■ DIRECTIONS FOR THIS TASK ■
Retype the listing that follows, word for word.

■ Dataset items ■
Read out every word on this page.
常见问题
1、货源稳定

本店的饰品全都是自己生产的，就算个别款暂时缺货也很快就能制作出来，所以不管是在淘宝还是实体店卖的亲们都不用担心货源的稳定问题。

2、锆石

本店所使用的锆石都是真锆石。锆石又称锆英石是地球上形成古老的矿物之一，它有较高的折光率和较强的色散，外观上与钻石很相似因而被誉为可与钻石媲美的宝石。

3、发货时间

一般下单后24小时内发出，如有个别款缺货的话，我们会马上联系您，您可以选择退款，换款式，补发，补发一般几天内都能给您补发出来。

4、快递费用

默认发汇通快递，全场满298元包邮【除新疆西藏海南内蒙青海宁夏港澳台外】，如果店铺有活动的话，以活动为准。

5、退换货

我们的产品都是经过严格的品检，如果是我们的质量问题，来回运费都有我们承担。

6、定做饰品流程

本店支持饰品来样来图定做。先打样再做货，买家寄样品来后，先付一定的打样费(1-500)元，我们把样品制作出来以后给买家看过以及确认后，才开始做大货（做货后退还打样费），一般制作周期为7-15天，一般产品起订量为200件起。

■ SOLUTION BELOW ■
Read out every word on this page.
常见问题
1、货源稳定

本店的饰品全都是自己生产的，就算个别款暂时缺货也很快就能制作出来，所以不管是在淘宝还是实体店卖的亲们都不用担心货源的稳定问题。

2、锆石

本店所使用的锆石都是真锆石。锆石又称锆英石是地球上形成古老的矿物之一，它有较高的折光率和较强的色散，外观上与钻石很相似因而被誉为可与钻石媲美的宝石。

3、发货时间

一般下单后24小时内发出，如有个别款缺货的话，我们会马上联系您，您可以选择退款，换款式，补发，补发一般几天内都能给您补发出来。

4、快递费用

默认发汇通快递，全场满298元包邮【除新疆西藏海南内蒙青海宁夏港澳台外】，如果店铺有活动的话，以活动为准。

5、退换货

我们的产品都是经过严格的品检，如果是我们的质量问题，来回运费都有我们承担。

6、定做饰品流程

本店支持饰品来样来图定做。先打样再做货，买家寄样品来后，先付一定的打样费(1-500)元，我们把样品制作出来以后给买家看过以及确认后，才开始做大货（做货后退还打样费），一般制作周期为7-15天，一般产品起订量为200件起。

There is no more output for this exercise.